- **Set task**:
State how many lines of the listing below include the word "location". Give only the number.
[start of Dataset]
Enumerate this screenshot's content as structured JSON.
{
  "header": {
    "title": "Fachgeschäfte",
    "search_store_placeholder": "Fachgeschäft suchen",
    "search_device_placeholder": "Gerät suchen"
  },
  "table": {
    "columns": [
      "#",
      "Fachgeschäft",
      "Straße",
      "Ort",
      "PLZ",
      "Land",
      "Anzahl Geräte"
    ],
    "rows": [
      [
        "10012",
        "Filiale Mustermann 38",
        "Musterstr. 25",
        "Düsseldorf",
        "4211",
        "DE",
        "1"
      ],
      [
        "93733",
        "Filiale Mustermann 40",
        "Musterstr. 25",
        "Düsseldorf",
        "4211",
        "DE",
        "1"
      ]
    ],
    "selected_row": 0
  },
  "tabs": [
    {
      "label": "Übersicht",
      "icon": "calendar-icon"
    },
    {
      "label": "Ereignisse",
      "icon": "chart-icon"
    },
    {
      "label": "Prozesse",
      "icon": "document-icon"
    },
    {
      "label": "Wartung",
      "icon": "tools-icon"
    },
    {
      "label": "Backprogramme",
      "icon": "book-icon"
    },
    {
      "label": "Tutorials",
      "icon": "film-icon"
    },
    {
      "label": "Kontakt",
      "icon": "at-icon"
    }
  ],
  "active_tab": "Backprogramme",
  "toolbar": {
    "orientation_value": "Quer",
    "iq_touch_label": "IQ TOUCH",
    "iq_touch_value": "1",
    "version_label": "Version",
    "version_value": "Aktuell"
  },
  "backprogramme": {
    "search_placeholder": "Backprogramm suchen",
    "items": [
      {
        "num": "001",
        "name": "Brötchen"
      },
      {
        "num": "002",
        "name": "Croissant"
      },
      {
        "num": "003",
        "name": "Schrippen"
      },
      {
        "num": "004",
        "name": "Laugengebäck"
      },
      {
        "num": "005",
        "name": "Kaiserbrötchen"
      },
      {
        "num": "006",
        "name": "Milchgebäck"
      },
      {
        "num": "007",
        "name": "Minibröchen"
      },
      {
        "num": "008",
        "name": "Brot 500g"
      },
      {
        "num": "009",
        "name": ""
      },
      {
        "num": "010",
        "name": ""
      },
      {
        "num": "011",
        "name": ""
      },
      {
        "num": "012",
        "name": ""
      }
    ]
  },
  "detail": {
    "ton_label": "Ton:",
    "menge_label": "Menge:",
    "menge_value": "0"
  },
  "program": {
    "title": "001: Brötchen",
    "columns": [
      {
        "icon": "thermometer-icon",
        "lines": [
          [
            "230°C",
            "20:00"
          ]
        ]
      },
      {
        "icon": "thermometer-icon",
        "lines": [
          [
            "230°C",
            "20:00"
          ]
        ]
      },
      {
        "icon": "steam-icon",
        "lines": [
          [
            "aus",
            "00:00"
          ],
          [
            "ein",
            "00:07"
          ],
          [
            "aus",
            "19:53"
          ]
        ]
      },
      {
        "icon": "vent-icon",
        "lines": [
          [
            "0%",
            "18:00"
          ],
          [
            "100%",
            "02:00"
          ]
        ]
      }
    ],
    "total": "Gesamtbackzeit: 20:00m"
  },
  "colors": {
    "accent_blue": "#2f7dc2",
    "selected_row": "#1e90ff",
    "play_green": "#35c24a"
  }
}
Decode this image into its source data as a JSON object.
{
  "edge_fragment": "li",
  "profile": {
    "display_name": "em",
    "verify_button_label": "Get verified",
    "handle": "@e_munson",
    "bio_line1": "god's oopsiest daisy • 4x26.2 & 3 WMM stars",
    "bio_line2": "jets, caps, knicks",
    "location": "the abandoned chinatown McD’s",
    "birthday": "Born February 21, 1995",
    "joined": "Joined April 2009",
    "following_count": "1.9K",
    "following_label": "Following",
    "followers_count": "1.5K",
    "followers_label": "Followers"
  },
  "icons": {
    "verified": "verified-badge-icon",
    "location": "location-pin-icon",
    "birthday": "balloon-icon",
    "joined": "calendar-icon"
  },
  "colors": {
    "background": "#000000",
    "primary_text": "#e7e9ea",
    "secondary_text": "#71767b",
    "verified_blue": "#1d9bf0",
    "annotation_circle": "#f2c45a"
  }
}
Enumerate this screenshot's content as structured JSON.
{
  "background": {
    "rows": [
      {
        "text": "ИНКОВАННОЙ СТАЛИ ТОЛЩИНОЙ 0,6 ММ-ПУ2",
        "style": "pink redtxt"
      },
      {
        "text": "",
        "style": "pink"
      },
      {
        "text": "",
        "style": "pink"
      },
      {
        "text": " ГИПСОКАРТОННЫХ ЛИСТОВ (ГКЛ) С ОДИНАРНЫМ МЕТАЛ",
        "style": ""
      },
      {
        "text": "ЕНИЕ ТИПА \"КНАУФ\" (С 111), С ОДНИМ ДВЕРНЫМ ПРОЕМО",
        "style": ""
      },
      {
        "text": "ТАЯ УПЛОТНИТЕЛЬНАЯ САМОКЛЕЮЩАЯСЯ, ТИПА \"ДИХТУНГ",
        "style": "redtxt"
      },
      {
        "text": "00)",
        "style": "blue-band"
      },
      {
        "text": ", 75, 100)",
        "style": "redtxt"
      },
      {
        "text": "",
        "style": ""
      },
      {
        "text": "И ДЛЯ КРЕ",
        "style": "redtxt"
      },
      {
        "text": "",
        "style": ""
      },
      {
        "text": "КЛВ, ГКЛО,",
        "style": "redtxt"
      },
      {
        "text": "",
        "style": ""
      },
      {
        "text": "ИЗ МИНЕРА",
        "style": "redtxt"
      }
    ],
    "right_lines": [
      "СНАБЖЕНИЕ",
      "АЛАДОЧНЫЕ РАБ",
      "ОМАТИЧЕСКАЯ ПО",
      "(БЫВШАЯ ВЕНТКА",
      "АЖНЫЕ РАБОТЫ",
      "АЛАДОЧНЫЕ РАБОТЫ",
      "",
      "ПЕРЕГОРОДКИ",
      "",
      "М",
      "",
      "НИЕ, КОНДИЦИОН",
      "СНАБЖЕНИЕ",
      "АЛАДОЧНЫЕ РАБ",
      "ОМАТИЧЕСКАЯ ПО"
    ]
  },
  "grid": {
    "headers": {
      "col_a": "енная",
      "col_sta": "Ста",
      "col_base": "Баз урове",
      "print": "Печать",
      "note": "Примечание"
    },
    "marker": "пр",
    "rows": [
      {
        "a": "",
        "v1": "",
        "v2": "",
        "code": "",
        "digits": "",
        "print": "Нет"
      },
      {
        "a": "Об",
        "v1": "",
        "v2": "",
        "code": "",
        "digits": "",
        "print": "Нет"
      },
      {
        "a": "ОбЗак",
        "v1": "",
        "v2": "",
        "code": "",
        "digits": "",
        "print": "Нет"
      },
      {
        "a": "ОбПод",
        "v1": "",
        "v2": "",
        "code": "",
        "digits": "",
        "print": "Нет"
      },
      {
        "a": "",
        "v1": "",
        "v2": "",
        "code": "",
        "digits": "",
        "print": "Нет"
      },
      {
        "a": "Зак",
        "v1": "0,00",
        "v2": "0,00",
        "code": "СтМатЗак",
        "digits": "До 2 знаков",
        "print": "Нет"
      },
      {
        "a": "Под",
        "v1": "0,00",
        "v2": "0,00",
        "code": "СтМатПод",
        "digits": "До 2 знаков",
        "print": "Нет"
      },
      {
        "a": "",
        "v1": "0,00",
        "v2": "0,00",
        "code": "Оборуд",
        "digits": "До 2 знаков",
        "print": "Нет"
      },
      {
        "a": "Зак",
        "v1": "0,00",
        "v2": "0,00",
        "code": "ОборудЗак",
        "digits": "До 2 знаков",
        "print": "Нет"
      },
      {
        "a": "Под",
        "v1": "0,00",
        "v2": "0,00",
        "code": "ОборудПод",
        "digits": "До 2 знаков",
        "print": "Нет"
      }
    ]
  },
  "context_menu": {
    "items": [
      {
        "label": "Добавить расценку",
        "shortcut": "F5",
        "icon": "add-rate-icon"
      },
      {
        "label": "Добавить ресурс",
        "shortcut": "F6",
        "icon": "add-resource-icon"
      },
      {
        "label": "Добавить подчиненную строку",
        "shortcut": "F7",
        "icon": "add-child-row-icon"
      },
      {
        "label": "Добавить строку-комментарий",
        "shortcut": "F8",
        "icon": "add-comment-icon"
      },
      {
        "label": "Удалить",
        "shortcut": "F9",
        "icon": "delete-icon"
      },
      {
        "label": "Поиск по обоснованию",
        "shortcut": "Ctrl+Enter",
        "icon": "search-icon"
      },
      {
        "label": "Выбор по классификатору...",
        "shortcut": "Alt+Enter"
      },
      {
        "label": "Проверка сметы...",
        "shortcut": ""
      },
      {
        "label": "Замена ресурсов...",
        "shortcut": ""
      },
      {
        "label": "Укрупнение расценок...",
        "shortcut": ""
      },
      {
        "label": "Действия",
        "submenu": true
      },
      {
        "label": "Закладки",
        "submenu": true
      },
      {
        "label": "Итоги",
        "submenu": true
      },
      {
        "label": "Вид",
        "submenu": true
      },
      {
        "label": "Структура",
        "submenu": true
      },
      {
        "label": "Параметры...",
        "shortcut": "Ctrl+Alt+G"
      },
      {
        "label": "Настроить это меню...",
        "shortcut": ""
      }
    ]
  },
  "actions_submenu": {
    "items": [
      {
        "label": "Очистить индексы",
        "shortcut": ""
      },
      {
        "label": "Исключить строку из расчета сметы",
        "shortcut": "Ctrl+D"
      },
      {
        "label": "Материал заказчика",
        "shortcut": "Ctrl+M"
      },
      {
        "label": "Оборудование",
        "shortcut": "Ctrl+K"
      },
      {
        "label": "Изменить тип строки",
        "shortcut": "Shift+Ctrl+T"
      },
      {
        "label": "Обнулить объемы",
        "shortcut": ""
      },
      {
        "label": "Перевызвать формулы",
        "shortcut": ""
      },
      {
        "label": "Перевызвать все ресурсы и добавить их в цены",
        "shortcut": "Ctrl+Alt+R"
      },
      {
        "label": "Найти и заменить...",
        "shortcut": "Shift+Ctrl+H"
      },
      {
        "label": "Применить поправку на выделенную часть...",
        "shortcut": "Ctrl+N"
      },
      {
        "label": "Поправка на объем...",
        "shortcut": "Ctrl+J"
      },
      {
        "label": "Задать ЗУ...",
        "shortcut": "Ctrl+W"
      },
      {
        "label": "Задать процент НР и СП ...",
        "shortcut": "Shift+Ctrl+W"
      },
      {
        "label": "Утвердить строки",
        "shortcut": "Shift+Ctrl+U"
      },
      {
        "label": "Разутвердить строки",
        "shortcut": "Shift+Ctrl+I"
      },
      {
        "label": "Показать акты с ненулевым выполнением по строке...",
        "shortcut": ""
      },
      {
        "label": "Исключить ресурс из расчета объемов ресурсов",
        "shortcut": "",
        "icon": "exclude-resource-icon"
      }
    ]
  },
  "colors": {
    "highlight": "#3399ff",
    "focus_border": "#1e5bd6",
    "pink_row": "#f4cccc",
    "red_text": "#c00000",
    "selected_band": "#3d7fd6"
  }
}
[end of Dataset]
- **Result of this exercise**:
2